Edit the material below by replacing every "cost-line" with "cost-curve". Leave all other text unchanged, and leave the pictures out of the output.
====
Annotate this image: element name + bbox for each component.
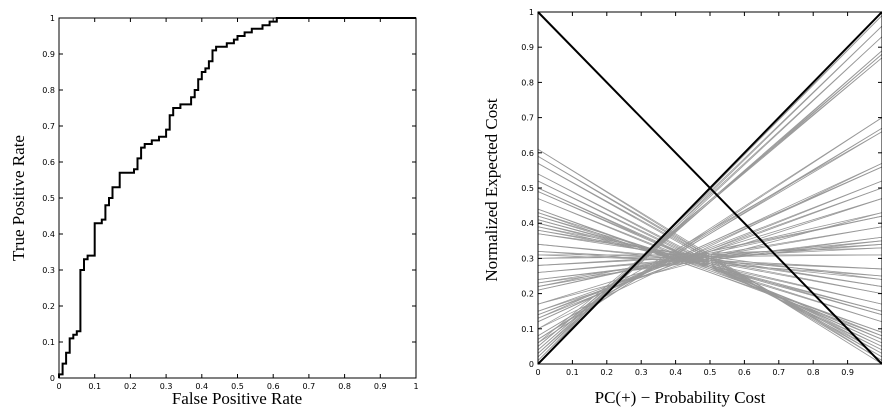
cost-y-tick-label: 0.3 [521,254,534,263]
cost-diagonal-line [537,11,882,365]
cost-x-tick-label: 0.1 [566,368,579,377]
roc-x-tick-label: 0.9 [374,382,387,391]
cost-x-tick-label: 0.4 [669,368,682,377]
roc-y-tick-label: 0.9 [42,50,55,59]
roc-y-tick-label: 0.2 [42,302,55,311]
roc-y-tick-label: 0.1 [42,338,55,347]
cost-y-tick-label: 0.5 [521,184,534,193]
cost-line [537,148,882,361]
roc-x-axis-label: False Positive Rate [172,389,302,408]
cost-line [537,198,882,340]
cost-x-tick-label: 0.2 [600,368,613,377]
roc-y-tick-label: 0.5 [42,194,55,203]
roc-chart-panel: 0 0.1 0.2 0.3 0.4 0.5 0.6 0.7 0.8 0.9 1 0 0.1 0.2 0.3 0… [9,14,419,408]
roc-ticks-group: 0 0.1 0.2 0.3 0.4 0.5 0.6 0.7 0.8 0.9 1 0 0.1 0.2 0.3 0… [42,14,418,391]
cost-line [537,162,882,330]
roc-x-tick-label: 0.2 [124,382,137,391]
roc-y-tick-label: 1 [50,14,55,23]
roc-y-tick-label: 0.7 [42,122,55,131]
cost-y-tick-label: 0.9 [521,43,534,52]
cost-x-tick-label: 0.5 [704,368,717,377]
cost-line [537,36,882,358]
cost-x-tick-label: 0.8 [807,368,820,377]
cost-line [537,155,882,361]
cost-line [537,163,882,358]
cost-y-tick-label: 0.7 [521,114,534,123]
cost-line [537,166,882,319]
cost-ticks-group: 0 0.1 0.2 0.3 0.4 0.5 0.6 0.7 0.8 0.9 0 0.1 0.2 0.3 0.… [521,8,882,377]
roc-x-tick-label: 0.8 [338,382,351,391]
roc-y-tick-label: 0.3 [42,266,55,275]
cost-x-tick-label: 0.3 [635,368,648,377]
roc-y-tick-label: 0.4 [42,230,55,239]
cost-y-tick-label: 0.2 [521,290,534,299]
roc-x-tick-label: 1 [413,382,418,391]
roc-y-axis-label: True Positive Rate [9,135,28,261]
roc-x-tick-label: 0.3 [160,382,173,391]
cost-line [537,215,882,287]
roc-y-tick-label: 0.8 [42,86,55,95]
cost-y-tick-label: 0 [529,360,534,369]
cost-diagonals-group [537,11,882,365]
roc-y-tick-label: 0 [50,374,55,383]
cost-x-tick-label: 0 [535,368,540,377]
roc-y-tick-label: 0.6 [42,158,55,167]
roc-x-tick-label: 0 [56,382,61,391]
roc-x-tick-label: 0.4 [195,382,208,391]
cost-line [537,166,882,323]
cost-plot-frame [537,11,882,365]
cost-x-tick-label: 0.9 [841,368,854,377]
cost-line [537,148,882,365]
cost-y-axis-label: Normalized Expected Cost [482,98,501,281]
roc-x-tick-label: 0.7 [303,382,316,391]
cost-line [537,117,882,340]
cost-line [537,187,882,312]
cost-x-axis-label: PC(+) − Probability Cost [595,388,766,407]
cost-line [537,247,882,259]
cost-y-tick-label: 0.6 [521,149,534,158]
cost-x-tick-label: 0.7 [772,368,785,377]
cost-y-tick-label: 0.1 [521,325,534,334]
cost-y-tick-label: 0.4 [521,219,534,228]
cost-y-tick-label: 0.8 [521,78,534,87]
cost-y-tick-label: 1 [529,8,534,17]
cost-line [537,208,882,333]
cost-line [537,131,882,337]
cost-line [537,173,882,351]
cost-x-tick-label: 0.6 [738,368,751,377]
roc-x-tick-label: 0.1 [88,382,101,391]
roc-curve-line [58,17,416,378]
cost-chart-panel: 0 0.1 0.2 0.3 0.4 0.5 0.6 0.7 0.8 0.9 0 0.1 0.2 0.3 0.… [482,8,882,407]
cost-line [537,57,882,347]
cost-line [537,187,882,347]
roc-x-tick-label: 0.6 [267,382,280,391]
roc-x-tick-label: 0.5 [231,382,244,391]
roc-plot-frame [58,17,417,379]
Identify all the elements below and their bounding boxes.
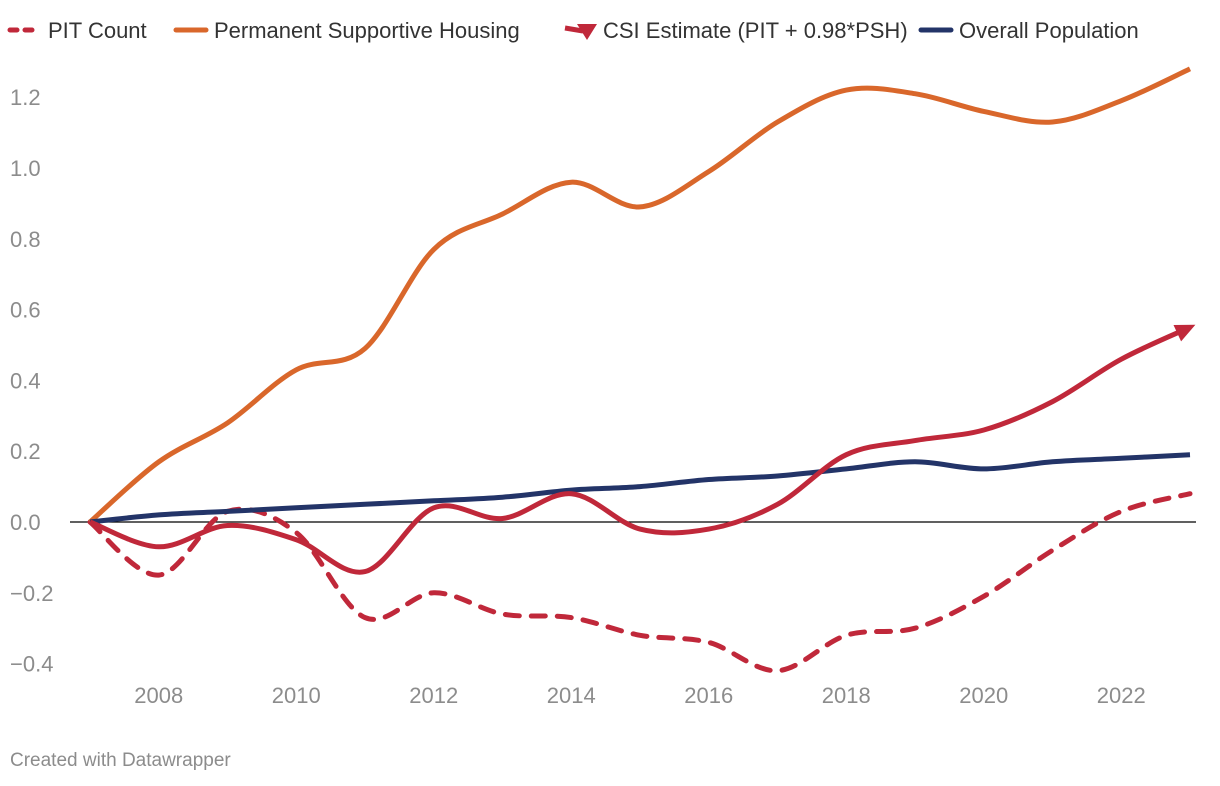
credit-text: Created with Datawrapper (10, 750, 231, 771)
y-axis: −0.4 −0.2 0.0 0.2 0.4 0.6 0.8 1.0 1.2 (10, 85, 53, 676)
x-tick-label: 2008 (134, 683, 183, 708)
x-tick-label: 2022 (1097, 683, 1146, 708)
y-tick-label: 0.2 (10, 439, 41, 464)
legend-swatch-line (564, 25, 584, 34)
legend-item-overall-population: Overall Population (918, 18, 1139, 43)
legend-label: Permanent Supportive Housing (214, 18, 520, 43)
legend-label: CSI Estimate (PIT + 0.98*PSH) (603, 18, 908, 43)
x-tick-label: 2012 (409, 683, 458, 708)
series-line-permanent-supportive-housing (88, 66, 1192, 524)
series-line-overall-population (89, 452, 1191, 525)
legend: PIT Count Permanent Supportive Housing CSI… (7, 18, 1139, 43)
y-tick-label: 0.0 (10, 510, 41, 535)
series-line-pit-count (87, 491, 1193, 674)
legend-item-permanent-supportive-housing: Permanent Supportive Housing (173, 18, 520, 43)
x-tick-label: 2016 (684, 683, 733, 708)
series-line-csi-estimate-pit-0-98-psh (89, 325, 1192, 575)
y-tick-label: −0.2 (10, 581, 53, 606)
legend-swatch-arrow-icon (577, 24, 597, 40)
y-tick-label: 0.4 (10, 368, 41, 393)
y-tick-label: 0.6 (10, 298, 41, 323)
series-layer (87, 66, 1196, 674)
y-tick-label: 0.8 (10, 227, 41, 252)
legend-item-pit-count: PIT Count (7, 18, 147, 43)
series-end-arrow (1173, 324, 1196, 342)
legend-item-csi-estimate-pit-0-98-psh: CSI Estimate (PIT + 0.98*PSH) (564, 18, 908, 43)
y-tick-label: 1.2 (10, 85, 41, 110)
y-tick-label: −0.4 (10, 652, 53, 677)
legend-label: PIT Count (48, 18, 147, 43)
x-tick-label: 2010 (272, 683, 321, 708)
====
_FULL RESPONSE_
Annotate this image: element name + bbox for each component.
cost-y-tick-label: 0.3 [521,254,534,263]
cost-diagonal-line [537,11,882,365]
cost-x-tick-label: 0.1 [566,368,579,377]
roc-x-tick-label: 0.9 [374,382,387,391]
cost-x-tick-label: 0.4 [669,368,682,377]
roc-y-tick-label: 0.9 [42,50,55,59]
roc-y-tick-label: 0.2 [42,302,55,311]
roc-y-tick-label: 0.1 [42,338,55,347]
cost-y-tick-label: 0.5 [521,184,534,193]
cost-curve [537,148,882,361]
roc-x-axis-label: False Positive Rate [172,389,302,408]
cost-curve [537,198,882,340]
cost-x-tick-label: 0.2 [600,368,613,377]
roc-y-tick-label: 0.5 [42,194,55,203]
roc-chart-panel: 0 0.1 0.2 0.3 0.4 0.5 0.6 0.7 0.8 0.9 1 0 0.1 0.2 0.3 0… [9,14,419,408]
roc-ticks-group: 0 0.1 0.2 0.3 0.4 0.5 0.6 0.7 0.8 0.9 1 0 0.1 0.2 0.3 0… [42,14,418,391]
cost-curve [537,162,882,330]
roc-x-tick-label: 0.2 [124,382,137,391]
roc-y-tick-label: 1 [50,14,55,23]
roc-y-tick-label: 0.7 [42,122,55,131]
cost-y-tick-label: 0.9 [521,43,534,52]
cost-x-tick-label: 0.5 [704,368,717,377]
cost-curve [537,36,882,358]
cost-x-tick-label: 0.8 [807,368,820,377]
cost-curve [537,155,882,361]
cost-curve [537,163,882,358]
cost-y-tick-label: 0.7 [521,114,534,123]
cost-curve [537,166,882,319]
cost-ticks-group: 0 0.1 0.2 0.3 0.4 0.5 0.6 0.7 0.8 0.9 0 0.1 0.2 0.3 0.… [521,8,882,377]
roc-x-tick-label: 0.8 [338,382,351,391]
roc-y-tick-label: 0.3 [42,266,55,275]
cost-x-tick-label: 0.3 [635,368,648,377]
roc-y-tick-label: 0.4 [42,230,55,239]
cost-y-tick-label: 0.2 [521,290,534,299]
roc-x-tick-label: 1 [413,382,418,391]
roc-y-axis-label: True Positive Rate [9,135,28,261]
roc-x-tick-label: 0.3 [160,382,173,391]
cost-curve [537,215,882,287]
roc-y-tick-label: 0.8 [42,86,55,95]
cost-y-tick-label: 0 [529,360,534,369]
cost-diagonals-group [537,11,882,365]
roc-y-tick-label: 0 [50,374,55,383]
cost-x-tick-label: 0 [535,368,540,377]
roc-y-tick-label: 0.6 [42,158,55,167]
roc-x-tick-label: 0 [56,382,61,391]
roc-x-tick-label: 0.4 [195,382,208,391]
cost-curve [537,166,882,323]
cost-plot-frame [537,11,882,365]
cost-x-tick-label: 0.9 [841,368,854,377]
cost-curve [537,148,882,365]
cost-y-axis-label: Normalized Expected Cost [482,98,501,281]
roc-x-tick-label: 0.7 [303,382,316,391]
cost-curve [537,117,882,340]
cost-curve [537,187,882,312]
cost-x-axis-label: PC(+) − Probability Cost [595,388,766,407]
cost-curve [537,247,882,259]
cost-y-tick-label: 0.6 [521,149,534,158]
cost-x-tick-label: 0.7 [772,368,785,377]
cost-y-tick-label: 0.1 [521,325,534,334]
cost-y-tick-label: 0.4 [521,219,534,228]
cost-y-tick-label: 0.8 [521,78,534,87]
cost-y-tick-label: 1 [529,8,534,17]
cost-curve [537,208,882,333]
cost-curve [537,131,882,337]
cost-curve [537,173,882,351]
cost-x-tick-label: 0.6 [738,368,751,377]
roc-x-tick-label: 0.1 [88,382,101,391]
roc-curve-line [58,17,416,378]
cost-chart-panel: 0 0.1 0.2 0.3 0.4 0.5 0.6 0.7 0.8 0.9 0 0.1 0.2 0.3 0.… [482,8,882,407]
cost-curve [537,57,882,347]
cost-curve [537,187,882,347]
roc-x-tick-label: 0.6 [267,382,280,391]
roc-x-tick-label: 0.5 [231,382,244,391]
roc-plot-frame [58,17,417,379]
Identify all the elements below and their bounding boxes.
credit-text: Created with Datawrapper (10, 750, 231, 771)
y-axis: −0.4 −0.2 0.0 0.2 0.4 0.6 0.8 1.0 1.2 (10, 85, 53, 676)
x-tick-label: 2008 (134, 683, 183, 708)
x-tick-label: 2022 (1097, 683, 1146, 708)
y-tick-label: 0.2 (10, 439, 41, 464)
legend-swatch-line (564, 25, 584, 34)
legend-item-overall-population: Overall Population (918, 18, 1139, 43)
legend-label: Permanent Supportive Housing (214, 18, 520, 43)
legend-label: CSI Estimate (PIT + 0.98*PSH) (603, 18, 908, 43)
x-tick-label: 2012 (409, 683, 458, 708)
series-line-permanent-supportive-housing (88, 66, 1192, 524)
series-line-overall-population (89, 452, 1191, 525)
legend: PIT Count Permanent Supportive Housing CSI… (7, 18, 1139, 43)
y-tick-label: 0.0 (10, 510, 41, 535)
series-line-pit-count (87, 491, 1193, 674)
legend-item-permanent-supportive-housing: Permanent Supportive Housing (173, 18, 520, 43)
x-tick-label: 2016 (684, 683, 733, 708)
series-line-csi-estimate-pit-0-98-psh (89, 325, 1192, 575)
y-tick-label: −0.2 (10, 581, 53, 606)
legend-swatch-arrow-icon (577, 24, 597, 40)
y-tick-label: 0.4 (10, 368, 41, 393)
y-tick-label: 0.6 (10, 298, 41, 323)
series-layer (87, 66, 1196, 674)
y-tick-label: 0.8 (10, 227, 41, 252)
legend-item-pit-count: PIT Count (7, 18, 147, 43)
series-end-arrow (1173, 324, 1196, 342)
legend-item-csi-estimate-pit-0-98-psh: CSI Estimate (PIT + 0.98*PSH) (564, 18, 908, 43)
y-tick-label: 1.2 (10, 85, 41, 110)
y-tick-label: −0.4 (10, 652, 53, 677)
legend-label: PIT Count (48, 18, 147, 43)
x-tick-label: 2010 (272, 683, 321, 708)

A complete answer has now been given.